*** Extrait du texte

"Le prix à payer"

           Julia Kerninon est la jeune auteur d'un premier roman revigorant, Buvard (Éditions du Rouergue). Le Matricule des Anges n°150 de février 2014 lui consacre un entretien où elle déclare :

          "Dans la réalité, pour écrire, il faut le faire. Pour écrire il faut lire, se dégager du temps, se poser des questions, supporter de rester assis des heures, accepter que le temps passé à écrire ne pourra pas être passé à autre chose, accepter la critique, travailler sa mémoire, corriger, relire, redécouper, apprendre, résister, tenir la longueur, observer."

          Dans Buvard, elle veut "représenter l'écriture comme un travail, trivial, réel, physique."

******
*** Informations extraites

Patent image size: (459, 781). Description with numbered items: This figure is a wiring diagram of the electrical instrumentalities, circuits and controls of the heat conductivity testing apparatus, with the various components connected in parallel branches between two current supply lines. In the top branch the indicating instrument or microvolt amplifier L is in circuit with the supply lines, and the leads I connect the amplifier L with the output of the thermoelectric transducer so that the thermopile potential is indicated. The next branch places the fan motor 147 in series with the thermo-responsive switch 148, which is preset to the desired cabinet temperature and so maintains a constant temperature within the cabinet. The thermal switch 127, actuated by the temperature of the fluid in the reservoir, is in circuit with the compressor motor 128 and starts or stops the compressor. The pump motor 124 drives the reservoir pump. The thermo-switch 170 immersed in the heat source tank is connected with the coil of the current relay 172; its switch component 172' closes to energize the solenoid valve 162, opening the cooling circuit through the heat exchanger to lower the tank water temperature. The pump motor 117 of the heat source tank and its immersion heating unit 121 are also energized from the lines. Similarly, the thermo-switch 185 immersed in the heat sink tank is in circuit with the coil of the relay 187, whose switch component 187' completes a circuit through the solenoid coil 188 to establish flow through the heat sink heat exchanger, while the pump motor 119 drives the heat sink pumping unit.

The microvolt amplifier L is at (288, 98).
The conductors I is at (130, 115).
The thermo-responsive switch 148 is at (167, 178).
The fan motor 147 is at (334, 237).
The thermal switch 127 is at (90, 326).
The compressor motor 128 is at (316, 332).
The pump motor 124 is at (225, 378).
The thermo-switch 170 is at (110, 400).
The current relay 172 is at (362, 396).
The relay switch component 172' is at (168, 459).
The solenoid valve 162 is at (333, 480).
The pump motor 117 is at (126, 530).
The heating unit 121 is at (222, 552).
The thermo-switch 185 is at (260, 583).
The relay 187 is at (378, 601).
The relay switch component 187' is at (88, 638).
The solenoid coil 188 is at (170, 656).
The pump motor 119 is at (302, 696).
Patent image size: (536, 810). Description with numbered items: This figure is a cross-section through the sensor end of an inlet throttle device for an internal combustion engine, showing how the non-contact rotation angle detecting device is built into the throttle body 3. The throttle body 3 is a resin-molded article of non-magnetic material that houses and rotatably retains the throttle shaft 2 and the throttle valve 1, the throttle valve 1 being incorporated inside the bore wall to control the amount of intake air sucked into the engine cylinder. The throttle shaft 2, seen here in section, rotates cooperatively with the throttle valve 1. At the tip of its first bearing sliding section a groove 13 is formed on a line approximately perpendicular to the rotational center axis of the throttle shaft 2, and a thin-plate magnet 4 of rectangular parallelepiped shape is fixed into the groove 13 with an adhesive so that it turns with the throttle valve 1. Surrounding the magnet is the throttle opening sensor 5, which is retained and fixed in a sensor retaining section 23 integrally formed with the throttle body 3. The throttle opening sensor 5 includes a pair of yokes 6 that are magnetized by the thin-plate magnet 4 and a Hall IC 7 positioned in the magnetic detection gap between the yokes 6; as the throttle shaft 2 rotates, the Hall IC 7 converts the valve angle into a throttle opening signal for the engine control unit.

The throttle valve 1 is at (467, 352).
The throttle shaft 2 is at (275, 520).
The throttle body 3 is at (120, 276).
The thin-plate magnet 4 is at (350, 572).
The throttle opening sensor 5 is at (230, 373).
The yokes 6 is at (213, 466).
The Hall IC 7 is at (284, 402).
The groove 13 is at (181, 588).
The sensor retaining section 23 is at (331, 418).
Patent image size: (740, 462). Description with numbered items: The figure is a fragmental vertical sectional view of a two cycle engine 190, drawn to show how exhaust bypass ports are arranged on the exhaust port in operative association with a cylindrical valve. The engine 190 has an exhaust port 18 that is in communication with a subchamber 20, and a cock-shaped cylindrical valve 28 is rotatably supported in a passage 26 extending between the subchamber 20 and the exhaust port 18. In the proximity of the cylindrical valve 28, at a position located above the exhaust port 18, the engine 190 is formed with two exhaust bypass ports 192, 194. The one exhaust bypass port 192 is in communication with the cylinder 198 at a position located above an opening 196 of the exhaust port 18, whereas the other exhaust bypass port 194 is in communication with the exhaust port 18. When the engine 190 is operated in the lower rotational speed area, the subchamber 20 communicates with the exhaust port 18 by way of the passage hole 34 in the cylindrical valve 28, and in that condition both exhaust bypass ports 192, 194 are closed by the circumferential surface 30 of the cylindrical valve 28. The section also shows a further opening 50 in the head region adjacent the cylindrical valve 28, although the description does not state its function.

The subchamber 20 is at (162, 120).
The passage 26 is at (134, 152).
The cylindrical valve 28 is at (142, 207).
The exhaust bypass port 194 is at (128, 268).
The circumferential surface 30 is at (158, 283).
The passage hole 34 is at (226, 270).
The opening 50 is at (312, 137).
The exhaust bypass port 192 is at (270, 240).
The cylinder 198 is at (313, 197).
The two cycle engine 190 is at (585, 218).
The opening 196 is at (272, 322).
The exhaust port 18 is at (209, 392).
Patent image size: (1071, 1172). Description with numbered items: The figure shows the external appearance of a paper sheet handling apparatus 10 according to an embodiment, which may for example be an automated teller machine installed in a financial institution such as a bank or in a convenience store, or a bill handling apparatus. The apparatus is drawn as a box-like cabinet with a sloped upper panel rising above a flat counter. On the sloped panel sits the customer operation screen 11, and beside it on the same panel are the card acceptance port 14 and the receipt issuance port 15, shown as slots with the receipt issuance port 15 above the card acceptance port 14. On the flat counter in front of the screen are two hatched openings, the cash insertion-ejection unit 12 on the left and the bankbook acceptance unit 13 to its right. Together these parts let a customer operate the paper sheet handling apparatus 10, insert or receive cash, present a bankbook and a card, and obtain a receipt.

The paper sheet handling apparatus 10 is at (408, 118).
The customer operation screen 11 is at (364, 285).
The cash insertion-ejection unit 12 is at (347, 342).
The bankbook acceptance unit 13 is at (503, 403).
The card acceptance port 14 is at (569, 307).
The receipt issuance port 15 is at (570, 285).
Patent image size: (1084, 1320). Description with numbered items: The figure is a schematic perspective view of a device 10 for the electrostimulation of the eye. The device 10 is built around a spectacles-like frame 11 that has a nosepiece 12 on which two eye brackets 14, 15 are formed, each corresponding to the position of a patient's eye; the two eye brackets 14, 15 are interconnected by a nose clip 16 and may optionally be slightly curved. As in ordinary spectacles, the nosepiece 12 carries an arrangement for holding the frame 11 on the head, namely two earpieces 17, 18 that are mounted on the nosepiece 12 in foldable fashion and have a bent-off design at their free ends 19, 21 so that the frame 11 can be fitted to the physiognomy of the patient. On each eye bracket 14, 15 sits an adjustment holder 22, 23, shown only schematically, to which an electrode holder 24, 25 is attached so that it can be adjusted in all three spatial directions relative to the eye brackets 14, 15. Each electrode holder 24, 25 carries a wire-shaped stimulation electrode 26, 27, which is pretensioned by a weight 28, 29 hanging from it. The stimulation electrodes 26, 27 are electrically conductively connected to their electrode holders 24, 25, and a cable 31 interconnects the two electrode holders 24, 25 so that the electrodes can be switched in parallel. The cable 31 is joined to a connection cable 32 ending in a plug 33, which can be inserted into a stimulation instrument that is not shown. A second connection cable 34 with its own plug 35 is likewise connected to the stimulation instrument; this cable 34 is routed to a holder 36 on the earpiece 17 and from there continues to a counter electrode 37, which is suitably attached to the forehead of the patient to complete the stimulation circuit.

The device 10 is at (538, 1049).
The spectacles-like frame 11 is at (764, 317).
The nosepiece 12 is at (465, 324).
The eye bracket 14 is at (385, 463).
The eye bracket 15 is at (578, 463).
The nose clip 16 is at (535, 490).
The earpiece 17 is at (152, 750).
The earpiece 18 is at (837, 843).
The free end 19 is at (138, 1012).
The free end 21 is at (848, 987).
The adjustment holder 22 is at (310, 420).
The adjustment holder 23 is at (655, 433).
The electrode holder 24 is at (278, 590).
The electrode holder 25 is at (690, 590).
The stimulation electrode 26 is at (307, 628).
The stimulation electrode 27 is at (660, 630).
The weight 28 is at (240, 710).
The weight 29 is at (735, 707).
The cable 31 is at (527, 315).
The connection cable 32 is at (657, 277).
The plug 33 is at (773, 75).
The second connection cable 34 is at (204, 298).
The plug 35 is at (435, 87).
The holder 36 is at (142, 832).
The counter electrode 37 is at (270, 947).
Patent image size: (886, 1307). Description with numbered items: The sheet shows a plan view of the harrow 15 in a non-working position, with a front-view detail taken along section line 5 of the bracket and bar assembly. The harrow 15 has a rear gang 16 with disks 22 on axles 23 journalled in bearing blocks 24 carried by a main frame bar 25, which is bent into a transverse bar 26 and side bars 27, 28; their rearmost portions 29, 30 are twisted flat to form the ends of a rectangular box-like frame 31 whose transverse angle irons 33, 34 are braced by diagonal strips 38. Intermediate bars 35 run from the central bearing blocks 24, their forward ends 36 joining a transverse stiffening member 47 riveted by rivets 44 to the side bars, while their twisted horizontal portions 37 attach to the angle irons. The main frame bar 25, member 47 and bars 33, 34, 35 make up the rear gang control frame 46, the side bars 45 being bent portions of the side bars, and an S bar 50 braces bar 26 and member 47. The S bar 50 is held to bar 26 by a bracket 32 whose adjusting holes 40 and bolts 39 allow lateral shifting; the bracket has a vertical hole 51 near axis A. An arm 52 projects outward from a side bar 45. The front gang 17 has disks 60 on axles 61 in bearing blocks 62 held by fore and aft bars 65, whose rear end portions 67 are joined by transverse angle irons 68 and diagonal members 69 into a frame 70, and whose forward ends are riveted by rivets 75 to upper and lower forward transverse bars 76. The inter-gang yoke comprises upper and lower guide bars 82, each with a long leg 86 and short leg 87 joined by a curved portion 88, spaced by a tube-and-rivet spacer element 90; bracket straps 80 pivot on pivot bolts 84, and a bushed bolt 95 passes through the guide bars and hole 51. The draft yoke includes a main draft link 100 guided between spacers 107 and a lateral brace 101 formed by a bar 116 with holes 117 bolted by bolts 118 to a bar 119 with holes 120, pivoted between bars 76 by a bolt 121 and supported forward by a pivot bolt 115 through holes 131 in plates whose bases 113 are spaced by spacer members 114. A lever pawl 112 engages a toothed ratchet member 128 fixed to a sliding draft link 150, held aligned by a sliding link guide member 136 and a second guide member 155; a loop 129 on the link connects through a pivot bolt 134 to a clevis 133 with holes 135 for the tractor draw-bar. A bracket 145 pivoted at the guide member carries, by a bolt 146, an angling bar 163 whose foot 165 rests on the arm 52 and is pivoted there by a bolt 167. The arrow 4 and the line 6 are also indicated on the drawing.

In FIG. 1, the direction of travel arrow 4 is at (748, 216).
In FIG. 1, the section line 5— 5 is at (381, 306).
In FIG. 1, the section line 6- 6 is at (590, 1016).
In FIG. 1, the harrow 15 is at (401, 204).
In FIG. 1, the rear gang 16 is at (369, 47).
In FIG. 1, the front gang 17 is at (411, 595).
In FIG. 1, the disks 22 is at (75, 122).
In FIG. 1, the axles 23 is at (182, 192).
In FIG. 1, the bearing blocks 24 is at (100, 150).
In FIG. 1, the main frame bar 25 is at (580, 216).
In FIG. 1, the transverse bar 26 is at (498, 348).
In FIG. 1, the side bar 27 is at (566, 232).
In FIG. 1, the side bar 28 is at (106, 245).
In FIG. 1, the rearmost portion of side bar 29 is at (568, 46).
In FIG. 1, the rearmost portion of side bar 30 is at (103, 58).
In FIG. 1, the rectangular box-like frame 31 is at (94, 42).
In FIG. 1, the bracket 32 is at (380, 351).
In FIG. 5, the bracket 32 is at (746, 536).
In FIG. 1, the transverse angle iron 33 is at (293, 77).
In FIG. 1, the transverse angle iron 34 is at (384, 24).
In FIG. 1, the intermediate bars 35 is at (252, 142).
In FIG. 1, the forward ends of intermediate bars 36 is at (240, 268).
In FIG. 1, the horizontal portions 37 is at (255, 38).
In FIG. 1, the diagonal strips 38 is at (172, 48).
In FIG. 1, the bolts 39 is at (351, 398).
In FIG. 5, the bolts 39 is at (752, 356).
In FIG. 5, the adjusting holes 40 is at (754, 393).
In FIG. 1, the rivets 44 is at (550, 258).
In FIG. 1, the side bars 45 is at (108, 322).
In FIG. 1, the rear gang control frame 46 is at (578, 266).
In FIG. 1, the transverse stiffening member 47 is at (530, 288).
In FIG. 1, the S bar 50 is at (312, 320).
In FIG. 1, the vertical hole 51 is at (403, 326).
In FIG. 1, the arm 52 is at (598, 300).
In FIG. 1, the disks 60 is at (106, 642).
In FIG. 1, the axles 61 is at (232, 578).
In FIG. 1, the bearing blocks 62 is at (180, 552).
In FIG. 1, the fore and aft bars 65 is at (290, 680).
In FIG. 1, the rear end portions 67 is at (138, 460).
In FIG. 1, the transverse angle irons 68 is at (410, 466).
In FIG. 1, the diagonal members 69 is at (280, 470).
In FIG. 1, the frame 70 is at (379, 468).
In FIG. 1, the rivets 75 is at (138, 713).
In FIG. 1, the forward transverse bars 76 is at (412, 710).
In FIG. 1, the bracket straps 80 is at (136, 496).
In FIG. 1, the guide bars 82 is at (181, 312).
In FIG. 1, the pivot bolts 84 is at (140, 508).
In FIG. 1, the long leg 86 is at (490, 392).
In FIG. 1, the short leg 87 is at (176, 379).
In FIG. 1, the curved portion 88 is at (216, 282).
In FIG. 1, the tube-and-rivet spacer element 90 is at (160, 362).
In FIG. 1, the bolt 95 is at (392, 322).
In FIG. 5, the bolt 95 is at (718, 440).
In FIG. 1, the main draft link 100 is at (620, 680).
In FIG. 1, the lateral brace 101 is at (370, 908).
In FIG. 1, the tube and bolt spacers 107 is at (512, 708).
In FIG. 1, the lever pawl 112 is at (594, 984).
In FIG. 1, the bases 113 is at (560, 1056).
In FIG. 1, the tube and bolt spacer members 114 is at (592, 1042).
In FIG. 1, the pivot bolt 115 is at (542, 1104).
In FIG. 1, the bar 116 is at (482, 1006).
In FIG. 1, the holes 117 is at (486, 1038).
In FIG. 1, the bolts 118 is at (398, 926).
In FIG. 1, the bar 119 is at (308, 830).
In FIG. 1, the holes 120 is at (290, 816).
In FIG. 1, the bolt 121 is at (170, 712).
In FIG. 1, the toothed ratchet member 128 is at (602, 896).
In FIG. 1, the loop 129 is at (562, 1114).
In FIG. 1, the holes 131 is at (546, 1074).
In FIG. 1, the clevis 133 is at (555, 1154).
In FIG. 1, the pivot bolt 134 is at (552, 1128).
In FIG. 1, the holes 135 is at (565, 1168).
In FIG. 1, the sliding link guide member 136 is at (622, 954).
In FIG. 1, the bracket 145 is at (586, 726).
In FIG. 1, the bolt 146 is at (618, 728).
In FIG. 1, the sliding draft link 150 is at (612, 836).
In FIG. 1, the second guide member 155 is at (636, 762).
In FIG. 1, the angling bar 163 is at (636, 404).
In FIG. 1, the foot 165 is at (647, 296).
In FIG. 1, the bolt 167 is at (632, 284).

******

• _Tâche à réaliser A_
Répondez aux questions sur l'extrait consacré à Julia Kerninon :
(i) Chez quel éditeur paraît Buvard ?
(ii) Dans quel numéro du Matricule des Anges figure l'entretien ?
(iii) Comment, dans Buvard, Julia Kerninon veut-elle représenter l'écriture ?
• _Tâche à réaliser B_
Poursuivez l'extrait sur Julia Kerninon et Buvard à partir de sa dernière phrase.
Ce matériel n'est pas nécessaire.

• _Réponse A_
(i) Aux Éditions du Rouergue.
(ii) Dans le n°150, de février 2014.
(iii) Comme un travail, trivial, réel, physique.

• _Réponse B_
          C'est bien sûr ce que disaient déjà, et même mieux, Annie Dillard (En vivant, en écrivant, Christian Bourgois) et Marguerite Duras (Écrire, Gallimard, folio), mais au moment où vont se terminer les ateliers d'écriture que j'ai animés pendant cinq années, ce constat  me paraît mal reçu et bien peu partagé. La plupart des participants aux ateliers font peser leur effort sur le pouvoir dire, sur le savoir exprimer, sans comprendre que l'écriture ne commence que dans l'impouvoir du dire. Même si, au fil du temps, les textes écrits par ceux qui ont suivi quelque temps les ateliers ont gagné en aisance, en fluidité, en "bonheurs d'écriture", j'ai échoué  à faire comprendre que l'on ne pouvait se contenter du texte venu d'un premier jet, que relire n'était pas chercher les fautes d'orthographe et les répétitions. À quelques exceptions près, je n'ai pas réussi à donner l'amour de l'écriture car c'est d'eux-mêmes qu'ils sont épris quand ils écrivent.